#### [Given problem]
Check every line of the entries below for the word "this", and copy the ones that have it.

[Some records]
* * *

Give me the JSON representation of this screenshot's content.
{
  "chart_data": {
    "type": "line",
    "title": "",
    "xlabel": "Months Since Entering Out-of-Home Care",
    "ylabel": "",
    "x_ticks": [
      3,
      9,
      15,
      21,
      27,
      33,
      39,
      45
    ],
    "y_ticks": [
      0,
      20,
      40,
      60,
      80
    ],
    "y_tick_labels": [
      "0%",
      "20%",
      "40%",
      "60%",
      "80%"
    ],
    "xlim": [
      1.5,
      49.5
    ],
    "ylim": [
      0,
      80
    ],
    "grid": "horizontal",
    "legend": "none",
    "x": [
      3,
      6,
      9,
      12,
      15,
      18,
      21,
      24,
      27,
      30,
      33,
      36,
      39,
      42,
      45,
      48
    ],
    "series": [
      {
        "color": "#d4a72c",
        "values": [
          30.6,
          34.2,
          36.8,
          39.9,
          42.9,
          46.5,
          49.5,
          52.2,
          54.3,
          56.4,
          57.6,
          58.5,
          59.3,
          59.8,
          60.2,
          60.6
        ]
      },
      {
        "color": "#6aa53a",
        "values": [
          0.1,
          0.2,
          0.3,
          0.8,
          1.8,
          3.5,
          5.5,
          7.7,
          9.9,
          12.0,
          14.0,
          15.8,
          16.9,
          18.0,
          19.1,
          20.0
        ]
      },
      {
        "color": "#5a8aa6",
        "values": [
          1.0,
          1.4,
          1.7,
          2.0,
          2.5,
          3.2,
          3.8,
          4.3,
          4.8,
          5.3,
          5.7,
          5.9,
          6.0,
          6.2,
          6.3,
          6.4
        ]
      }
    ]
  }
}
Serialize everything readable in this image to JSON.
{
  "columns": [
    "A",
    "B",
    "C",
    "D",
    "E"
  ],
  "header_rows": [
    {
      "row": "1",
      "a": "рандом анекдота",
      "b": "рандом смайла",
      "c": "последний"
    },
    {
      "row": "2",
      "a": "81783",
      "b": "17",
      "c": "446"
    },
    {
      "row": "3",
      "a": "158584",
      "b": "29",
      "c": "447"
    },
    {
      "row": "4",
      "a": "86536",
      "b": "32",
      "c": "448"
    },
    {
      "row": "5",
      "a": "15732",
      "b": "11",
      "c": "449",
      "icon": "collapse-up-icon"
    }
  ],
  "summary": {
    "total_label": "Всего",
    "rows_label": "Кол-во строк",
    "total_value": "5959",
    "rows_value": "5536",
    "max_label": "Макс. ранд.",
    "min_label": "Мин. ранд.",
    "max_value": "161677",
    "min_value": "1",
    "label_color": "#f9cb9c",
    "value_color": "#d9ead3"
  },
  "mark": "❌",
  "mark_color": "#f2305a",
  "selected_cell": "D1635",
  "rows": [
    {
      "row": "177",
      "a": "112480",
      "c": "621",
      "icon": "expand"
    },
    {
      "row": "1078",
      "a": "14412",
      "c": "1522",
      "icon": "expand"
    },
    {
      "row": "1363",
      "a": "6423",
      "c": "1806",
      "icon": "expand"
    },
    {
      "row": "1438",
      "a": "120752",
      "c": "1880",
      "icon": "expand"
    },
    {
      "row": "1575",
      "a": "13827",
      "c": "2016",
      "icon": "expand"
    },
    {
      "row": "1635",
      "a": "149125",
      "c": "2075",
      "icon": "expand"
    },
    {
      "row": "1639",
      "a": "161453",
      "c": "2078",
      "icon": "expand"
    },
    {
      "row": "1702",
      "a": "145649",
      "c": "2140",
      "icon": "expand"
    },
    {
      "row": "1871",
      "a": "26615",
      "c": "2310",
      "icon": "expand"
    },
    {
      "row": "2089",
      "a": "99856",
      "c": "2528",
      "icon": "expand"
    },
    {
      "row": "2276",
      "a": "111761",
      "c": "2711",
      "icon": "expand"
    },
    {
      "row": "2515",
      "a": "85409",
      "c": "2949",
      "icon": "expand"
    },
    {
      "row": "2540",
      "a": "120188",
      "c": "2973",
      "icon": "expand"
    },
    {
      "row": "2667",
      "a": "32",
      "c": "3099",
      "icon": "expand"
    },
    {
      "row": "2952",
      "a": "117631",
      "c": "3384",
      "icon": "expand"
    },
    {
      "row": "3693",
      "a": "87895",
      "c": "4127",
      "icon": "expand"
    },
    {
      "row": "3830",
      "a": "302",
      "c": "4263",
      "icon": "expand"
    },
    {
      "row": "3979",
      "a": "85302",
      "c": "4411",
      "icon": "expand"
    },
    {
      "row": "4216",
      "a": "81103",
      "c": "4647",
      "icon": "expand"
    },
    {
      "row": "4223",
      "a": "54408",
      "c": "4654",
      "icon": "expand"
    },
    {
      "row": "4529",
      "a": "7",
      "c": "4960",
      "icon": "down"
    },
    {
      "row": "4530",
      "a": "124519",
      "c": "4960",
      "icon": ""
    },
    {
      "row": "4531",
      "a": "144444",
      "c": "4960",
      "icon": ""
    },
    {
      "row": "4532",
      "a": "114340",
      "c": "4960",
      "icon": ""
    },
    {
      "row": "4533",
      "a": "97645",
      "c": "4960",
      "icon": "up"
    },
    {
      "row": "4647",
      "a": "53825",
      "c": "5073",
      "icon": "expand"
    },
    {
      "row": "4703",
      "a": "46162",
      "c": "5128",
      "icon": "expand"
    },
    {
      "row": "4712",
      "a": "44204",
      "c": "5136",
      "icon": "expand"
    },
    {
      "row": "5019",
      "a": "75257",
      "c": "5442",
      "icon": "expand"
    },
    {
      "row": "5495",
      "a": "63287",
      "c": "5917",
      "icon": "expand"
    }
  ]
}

* * *

#### [Exercise response]
Give me the JSON representation of this screenshot's content.
Serialize everything readable in this image to JSON.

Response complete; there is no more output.